* EXERCISE MATERIAL:
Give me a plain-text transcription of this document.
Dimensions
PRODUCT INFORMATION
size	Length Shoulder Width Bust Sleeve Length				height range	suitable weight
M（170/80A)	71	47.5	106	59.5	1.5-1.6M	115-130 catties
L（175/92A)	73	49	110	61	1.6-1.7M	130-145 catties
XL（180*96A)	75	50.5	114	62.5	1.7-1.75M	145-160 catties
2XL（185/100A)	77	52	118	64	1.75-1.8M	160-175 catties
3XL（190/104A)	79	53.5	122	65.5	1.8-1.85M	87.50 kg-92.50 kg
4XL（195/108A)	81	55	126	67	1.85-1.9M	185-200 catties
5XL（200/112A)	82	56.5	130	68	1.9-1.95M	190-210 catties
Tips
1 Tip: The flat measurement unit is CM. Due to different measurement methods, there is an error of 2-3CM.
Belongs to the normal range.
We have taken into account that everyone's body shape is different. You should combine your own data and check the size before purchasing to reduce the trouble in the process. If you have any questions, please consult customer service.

* DIRECTIONS:
The records above are to be repeated exactly, in their entirety.

* THE COMPLETED TASK:
Give me a plain-text transcription of this document.
Dimensions
PRODUCT INFORMATION
size	Length Shoulder Width Bust Sleeve Length				height range	suitable weight
M（170/80A)	71	47.5	106	59.5	1.5-1.6M	115-130 catties
L（175/92A)	73	49	110	61	1.6-1.7M	130-145 catties
XL（180*96A)	75	50.5	114	62.5	1.7-1.75M	145-160 catties
2XL（185/100A)	77	52	118	64	1.75-1.8M	160-175 catties
3XL（190/104A)	79	53.5	122	65.5	1.8-1.85M	87.50 kg-92.50 kg
4XL（195/108A)	81	55	126	67	1.85-1.9M	185-200 catties
5XL（200/112A)	82	56.5	130	68	1.9-1.95M	190-210 catties
Tips
1 Tip: The flat measurement unit is CM. Due to different measurement methods, there is an error of 2-3CM.
Belongs to the normal range.
We have taken into account that everyone's body shape is different. You should combine your own data and check the size before purchasing to reduce the trouble in the process. If you have any questions, please consult customer service.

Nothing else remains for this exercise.